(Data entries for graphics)
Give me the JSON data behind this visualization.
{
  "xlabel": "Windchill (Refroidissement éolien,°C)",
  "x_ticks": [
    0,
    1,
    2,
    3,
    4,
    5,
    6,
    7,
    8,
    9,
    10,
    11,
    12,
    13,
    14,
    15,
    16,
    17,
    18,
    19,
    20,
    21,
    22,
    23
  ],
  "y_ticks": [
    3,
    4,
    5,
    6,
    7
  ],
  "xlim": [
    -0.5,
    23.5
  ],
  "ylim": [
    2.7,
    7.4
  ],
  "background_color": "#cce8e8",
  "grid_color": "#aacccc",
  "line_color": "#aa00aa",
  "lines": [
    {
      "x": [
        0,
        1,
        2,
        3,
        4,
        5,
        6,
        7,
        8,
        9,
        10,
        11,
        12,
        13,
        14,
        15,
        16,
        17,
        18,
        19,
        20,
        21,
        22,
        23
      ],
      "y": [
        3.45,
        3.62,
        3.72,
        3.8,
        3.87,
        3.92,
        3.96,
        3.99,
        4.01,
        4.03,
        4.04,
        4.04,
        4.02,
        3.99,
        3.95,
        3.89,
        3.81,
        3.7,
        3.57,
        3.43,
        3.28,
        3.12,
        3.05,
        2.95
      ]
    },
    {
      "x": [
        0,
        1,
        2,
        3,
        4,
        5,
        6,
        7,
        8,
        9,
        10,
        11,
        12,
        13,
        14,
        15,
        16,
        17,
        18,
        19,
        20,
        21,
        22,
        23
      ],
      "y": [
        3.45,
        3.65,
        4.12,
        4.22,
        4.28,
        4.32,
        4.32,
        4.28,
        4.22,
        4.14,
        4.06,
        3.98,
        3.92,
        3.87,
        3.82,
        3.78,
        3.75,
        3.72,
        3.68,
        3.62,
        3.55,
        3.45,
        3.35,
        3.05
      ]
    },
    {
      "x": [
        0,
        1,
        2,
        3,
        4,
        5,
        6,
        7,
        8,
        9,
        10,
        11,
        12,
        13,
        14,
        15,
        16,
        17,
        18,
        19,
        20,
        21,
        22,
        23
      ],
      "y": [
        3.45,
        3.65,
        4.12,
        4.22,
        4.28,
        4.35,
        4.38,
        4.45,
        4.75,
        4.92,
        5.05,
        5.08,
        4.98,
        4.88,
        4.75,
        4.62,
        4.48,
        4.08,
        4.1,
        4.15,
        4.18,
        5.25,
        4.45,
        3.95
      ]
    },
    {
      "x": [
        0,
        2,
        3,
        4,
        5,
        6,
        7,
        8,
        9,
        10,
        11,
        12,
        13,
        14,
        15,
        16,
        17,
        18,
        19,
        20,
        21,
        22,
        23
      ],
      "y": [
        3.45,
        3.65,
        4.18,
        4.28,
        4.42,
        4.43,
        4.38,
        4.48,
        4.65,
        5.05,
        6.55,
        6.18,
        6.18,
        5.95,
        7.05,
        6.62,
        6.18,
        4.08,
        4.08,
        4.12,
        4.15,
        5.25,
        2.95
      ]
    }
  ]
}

#### What the task requires
Return all of the data word for word.

#### Solution below
Give me the JSON data behind this visualization.
{
  "xlabel": "Windchill (Refroidissement éolien,°C)",
  "x_ticks": [
    0,
    1,
    2,
    3,
    4,
    5,
    6,
    7,
    8,
    9,
    10,
    11,
    12,
    13,
    14,
    15,
    16,
    17,
    18,
    19,
    20,
    21,
    22,
    23
  ],
  "y_ticks": [
    3,
    4,
    5,
    6,
    7
  ],
  "xlim": [
    -0.5,
    23.5
  ],
  "ylim": [
    2.7,
    7.4
  ],
  "background_color": "#cce8e8",
  "grid_color": "#aacccc",
  "line_color": "#aa00aa",
  "lines": [
    {
      "x": [
        0,
        1,
        2,
        3,
        4,
        5,
        6,
        7,
        8,
        9,
        10,
        11,
        12,
        13,
        14,
        15,
        16,
        17,
        18,
        19,
        20,
        21,
        22,
        23
      ],
      "y": [
        3.45,
        3.62,
        3.72,
        3.8,
        3.87,
        3.92,
        3.96,
        3.99,
        4.01,
        4.03,
        4.04,
        4.04,
        4.02,
        3.99,
        3.95,
        3.89,
        3.81,
        3.7,
        3.57,
        3.43,
        3.28,
        3.12,
        3.05,
        2.95
      ]
    },
    {
      "x": [
        0,
        1,
        2,
        3,
        4,
        5,
        6,
        7,
        8,
        9,
        10,
        11,
        12,
        13,
        14,
        15,
        16,
        17,
        18,
        19,
        20,
        21,
        22,
        23
      ],
      "y": [
        3.45,
        3.65,
        4.12,
        4.22,
        4.28,
        4.32,
        4.32,
        4.28,
        4.22,
        4.14,
        4.06,
        3.98,
        3.92,
        3.87,
        3.82,
        3.78,
        3.75,
        3.72,
        3.68,
        3.62,
        3.55,
        3.45,
        3.35,
        3.05
      ]
    },
    {
      "x": [
        0,
        1,
        2,
        3,
        4,
        5,
        6,
        7,
        8,
        9,
        10,
        11,
        12,
        13,
        14,
        15,
        16,
        17,
        18,
        19,
        20,
        21,
        22,
        23
      ],
      "y": [
        3.45,
        3.65,
        4.12,
        4.22,
        4.28,
        4.35,
        4.38,
        4.45,
        4.75,
        4.92,
        5.05,
        5.08,
        4.98,
        4.88,
        4.75,
        4.62,
        4.48,
        4.08,
        4.1,
        4.15,
        4.18,
        5.25,
        4.45,
        3.95
      ]
    },
    {
      "x": [
        0,
        2,
        3,
        4,
        5,
        6,
        7,
        8,
        9,
        10,
        11,
        12,
        13,
        14,
        15,
        16,
        17,
        18,
        19,
        20,
        21,
        22,
        23
      ],
      "y": [
        3.45,
        3.65,
        4.18,
        4.28,
        4.42,
        4.43,
        4.38,
        4.48,
        4.65,
        5.05,
        6.55,
        6.18,
        6.18,
        5.95,
        7.05,
        6.62,
        6.18,
        4.08,
        4.08,
        4.12,
        4.15,
        5.25,
        2.95
      ]
    }
  ]
}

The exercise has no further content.